# BRIEF:
Tally the lines containing the word "face", and report the tally alone.

# RECORDS PROVIDED:
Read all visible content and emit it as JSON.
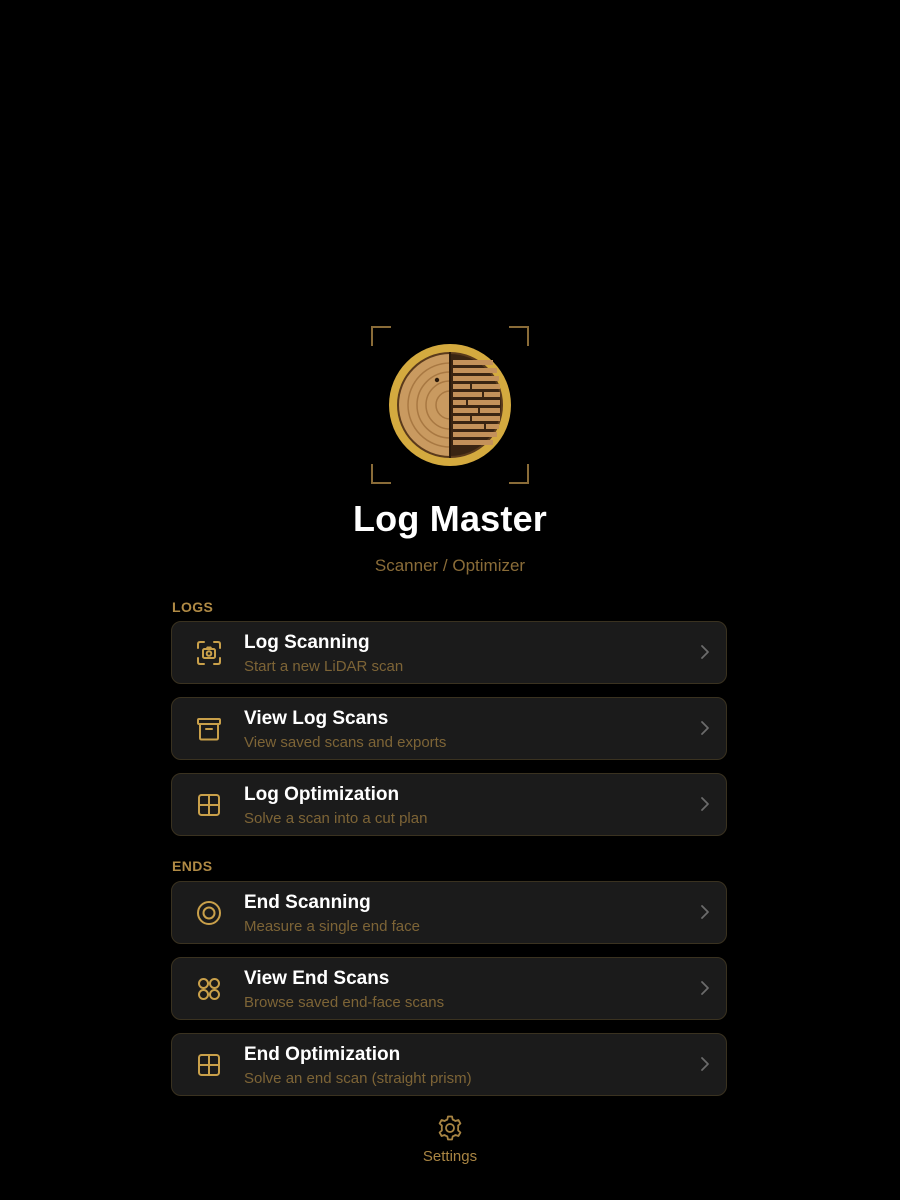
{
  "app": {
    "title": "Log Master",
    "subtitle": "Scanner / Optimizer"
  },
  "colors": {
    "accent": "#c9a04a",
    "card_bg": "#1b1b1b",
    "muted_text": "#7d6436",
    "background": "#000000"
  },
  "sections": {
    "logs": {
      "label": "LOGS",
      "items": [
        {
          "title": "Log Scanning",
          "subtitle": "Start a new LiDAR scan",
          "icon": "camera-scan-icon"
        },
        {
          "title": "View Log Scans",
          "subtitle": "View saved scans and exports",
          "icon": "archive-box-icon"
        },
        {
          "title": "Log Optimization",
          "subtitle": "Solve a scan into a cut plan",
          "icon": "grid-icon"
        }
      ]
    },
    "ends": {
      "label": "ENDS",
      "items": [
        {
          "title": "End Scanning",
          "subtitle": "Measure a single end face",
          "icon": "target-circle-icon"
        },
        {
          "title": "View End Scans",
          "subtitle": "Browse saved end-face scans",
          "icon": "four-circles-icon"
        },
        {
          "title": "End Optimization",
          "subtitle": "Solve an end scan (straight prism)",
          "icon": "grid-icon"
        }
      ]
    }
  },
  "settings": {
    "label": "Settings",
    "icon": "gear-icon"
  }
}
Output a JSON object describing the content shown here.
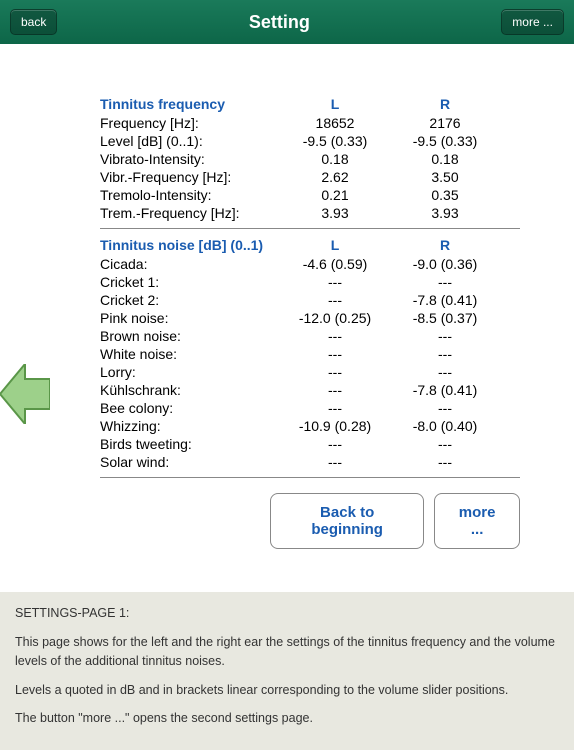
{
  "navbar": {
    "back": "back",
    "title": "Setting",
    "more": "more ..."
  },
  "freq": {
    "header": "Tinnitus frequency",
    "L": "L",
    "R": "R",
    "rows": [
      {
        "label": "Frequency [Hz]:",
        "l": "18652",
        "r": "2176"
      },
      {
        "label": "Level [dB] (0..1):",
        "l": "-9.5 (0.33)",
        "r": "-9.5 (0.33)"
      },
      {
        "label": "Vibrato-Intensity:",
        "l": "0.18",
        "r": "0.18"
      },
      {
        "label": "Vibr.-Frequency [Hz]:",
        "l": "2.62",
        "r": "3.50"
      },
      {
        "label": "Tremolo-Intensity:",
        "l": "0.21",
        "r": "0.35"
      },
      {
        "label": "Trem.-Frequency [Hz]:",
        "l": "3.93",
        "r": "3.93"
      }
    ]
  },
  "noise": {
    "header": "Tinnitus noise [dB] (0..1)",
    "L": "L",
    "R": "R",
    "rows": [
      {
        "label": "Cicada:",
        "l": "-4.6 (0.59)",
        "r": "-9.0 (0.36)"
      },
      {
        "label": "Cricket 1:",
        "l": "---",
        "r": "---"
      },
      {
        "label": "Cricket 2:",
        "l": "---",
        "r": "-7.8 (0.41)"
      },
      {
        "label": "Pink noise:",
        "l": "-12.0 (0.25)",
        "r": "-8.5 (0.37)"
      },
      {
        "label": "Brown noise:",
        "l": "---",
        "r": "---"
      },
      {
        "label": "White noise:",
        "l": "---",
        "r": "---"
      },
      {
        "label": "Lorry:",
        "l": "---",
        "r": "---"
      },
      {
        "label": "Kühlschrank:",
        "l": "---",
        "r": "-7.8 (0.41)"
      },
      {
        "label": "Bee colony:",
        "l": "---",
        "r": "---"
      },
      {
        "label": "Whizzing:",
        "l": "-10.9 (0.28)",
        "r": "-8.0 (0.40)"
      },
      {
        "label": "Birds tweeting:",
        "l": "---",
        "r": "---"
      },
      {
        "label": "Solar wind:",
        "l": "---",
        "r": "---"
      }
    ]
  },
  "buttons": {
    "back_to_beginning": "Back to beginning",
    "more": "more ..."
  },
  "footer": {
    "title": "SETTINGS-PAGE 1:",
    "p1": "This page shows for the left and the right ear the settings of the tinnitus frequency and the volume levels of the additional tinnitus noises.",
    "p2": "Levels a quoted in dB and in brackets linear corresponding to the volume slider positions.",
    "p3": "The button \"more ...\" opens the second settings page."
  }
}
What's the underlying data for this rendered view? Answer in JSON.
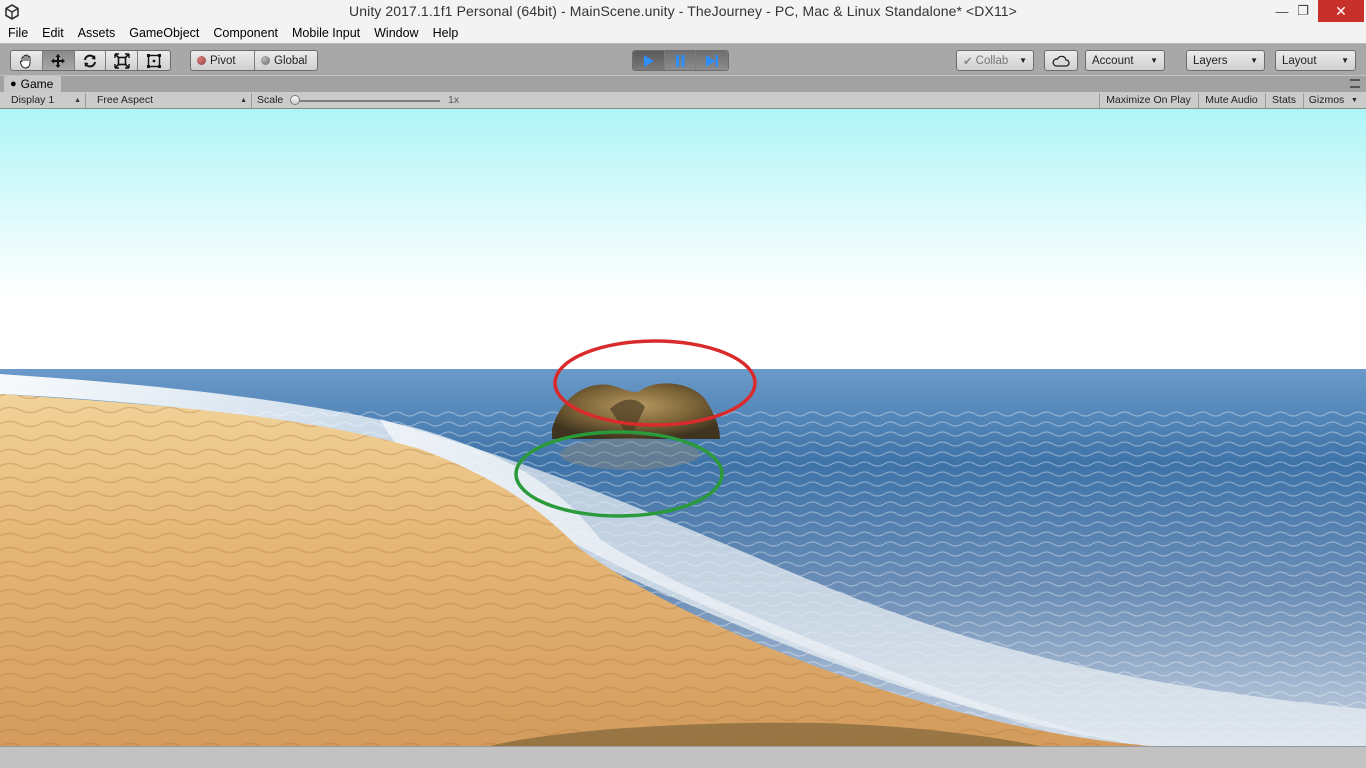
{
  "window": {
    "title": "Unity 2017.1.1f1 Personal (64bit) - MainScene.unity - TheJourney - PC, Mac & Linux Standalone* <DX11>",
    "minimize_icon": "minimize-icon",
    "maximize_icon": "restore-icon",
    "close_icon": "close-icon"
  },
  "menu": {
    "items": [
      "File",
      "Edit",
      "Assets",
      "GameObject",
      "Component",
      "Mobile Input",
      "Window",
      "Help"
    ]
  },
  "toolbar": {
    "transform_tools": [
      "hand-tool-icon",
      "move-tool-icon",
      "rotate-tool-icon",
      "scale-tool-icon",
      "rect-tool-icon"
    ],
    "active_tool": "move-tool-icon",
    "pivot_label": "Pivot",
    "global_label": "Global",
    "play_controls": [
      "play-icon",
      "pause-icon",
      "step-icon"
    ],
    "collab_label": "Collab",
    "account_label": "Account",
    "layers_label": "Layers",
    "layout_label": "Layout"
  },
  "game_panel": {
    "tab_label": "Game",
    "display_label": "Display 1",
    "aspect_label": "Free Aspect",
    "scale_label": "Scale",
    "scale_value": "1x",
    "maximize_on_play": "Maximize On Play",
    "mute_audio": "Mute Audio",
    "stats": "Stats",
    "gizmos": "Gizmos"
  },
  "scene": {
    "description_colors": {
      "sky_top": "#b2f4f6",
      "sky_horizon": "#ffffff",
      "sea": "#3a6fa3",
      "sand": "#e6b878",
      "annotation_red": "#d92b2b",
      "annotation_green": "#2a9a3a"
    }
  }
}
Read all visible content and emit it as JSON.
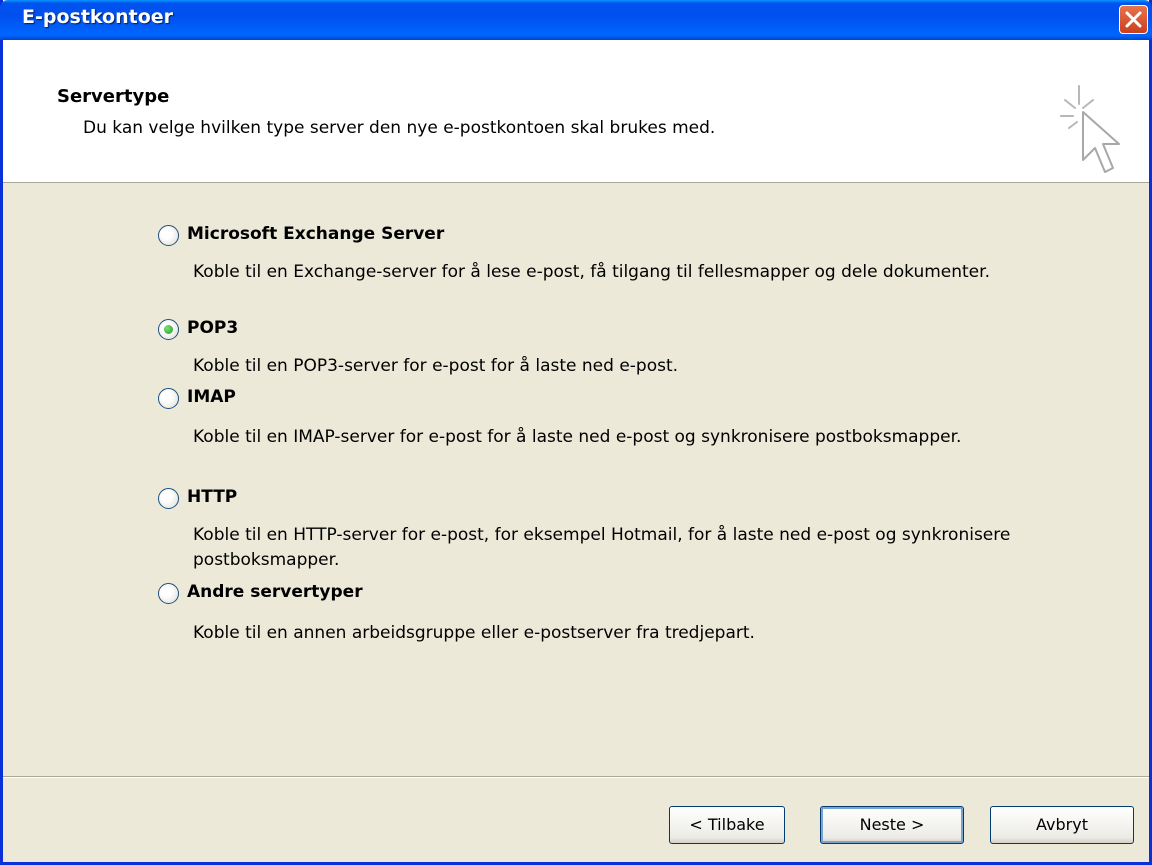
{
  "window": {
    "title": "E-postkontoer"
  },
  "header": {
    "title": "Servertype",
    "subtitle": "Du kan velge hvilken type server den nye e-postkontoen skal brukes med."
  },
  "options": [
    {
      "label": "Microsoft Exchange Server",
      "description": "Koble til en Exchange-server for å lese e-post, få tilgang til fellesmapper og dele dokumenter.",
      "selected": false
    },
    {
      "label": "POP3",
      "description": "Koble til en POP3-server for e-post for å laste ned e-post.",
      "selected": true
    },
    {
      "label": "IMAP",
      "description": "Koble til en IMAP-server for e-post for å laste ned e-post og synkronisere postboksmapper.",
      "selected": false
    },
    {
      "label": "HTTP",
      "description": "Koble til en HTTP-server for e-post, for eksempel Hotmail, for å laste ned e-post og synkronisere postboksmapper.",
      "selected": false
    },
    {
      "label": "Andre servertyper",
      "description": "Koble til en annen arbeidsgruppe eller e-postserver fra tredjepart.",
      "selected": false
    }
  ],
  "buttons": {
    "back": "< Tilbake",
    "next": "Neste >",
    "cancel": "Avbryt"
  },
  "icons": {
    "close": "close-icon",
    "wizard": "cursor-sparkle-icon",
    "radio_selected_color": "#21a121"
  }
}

# EXPECTED OUTPUT:
2